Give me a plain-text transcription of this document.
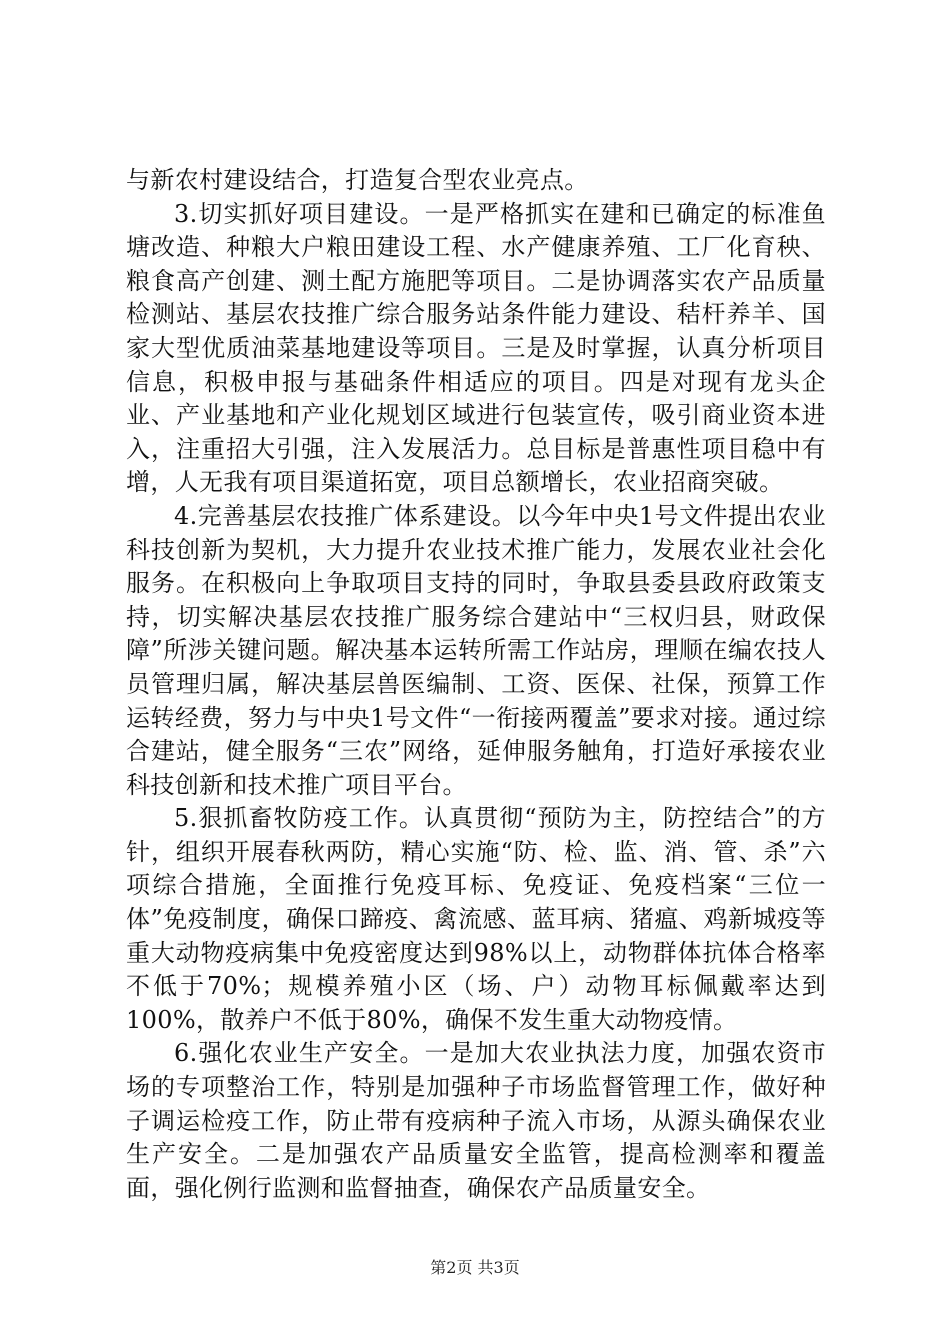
与新农村建设结合，打造复合型农业亮点。

3.切实抓好项目建设。一是严格抓实在建和已确定的标准鱼塘改造、种粮大户粮田建设工程、水产健康养殖、工厂化育秧、粮食高产创建、测土配方施肥等项目。二是协调落实农产品质量检测站、基层农技推广综合服务站条件能力建设、秸杆养羊、国家大型优质油菜基地建设等项目。三是及时掌握，认真分析项目信息，积极申报与基础条件相适应的项目。四是对现有龙头企业、产业基地和产业化规划区域进行包装宣传，吸引商业资本进入，注重招大引强，注入发展活力。总目标是普惠性项目稳中有增，人无我有项目渠道拓宽，项目总额增长，农业招商突破。

4.完善基层农技推广体系建设。以今年中央1号文件提出农业科技创新为契机，大力提升农业技术推广能力，发展农业社会化服务。在积极向上争取项目支持的同时，争取县委县政府政策支持，切实解决基层农技推广服务综合建站中“三权归县，财政保障”所涉关键问题。解决基本运转所需工作站房，理顺在编农技人员管理归属，解决基层兽医编制、工资、医保、社保，预算工作运转经费，努力与中央1号文件“一衔接两覆盖”要求对接。通过综合建站，健全服务“三农”网络，延伸服务触角，打造好承接农业科技创新和技术推广项目平台。

5.狠抓畜牧防疫工作。认真贯彻“预防为主，防控结合”的方针，组织开展春秋两防，精心实施“防、检、监、消、管、杀”六项综合措施，全面推行免疫耳标、免疫证、免疫档案“三位一体”免疫制度，确保口蹄疫、禽流感、蓝耳病、猪瘟、鸡新城疫等重大动物疫病集中免疫密度达到98%以上，动物群体抗体合格率不低于70%；规模养殖小区（场、户）动物耳标佩戴率达到100%，散养户不低于80%，确保不发生重大动物疫情。

6.强化农业生产安全。一是加大农业执法力度，加强农资市场的专项整治工作，特别是加强种子市场监督管理工作，做好种子调运检疫工作，防止带有疫病种子流入市场，从源头确保农业生产安全。二是加强农产品质量安全监管，提高检测率和覆盖面，强化例行监测和监督抽查，确保农产品质量安全。

第2页 共3页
+ + + + + + +
THE PROBLEM: Images in the records should not be copied. Repeat all the rest exactly.

RESULT OF THE EXERCISE:
Give me a plain-text transcription of this document.
与新农村建设结合，打造复合型农业亮点。

3.切实抓好项目建设。一是严格抓实在建和已确定的标准鱼塘改造、种粮大户粮田建设工程、水产健康养殖、工厂化育秧、粮食高产创建、测土配方施肥等项目。二是协调落实农产品质量检测站、基层农技推广综合服务站条件能力建设、秸杆养羊、国家大型优质油菜基地建设等项目。三是及时掌握，认真分析项目信息，积极申报与基础条件相适应的项目。四是对现有龙头企业、产业基地和产业化规划区域进行包装宣传，吸引商业资本进入，注重招大引强，注入发展活力。总目标是普惠性项目稳中有增，人无我有项目渠道拓宽，项目总额增长，农业招商突破。

4.完善基层农技推广体系建设。以今年中央1号文件提出农业科技创新为契机，大力提升农业技术推广能力，发展农业社会化服务。在积极向上争取项目支持的同时，争取县委县政府政策支持，切实解决基层农技推广服务综合建站中“三权归县，财政保障”所涉关键问题。解决基本运转所需工作站房，理顺在编农技人员管理归属，解决基层兽医编制、工资、医保、社保，预算工作运转经费，努力与中央1号文件“一衔接两覆盖”要求对接。通过综合建站，健全服务“三农”网络，延伸服务触角，打造好承接农业科技创新和技术推广项目平台。

5.狠抓畜牧防疫工作。认真贯彻“预防为主，防控结合”的方针，组织开展春秋两防，精心实施“防、检、监、消、管、杀”六项综合措施，全面推行免疫耳标、免疫证、免疫档案“三位一体”免疫制度，确保口蹄疫、禽流感、蓝耳病、猪瘟、鸡新城疫等重大动物疫病集中免疫密度达到98%以上，动物群体抗体合格率不低于70%；规模养殖小区（场、户）动物耳标佩戴率达到100%，散养户不低于80%，确保不发生重大动物疫情。

6.强化农业生产安全。一是加大农业执法力度，加强农资市场的专项整治工作，特别是加强种子市场监督管理工作，做好种子调运检疫工作，防止带有疫病种子流入市场，从源头确保农业生产安全。二是加强农产品质量安全监管，提高检测率和覆盖面，强化例行监测和监督抽查，确保农产品质量安全。

第2页 共3页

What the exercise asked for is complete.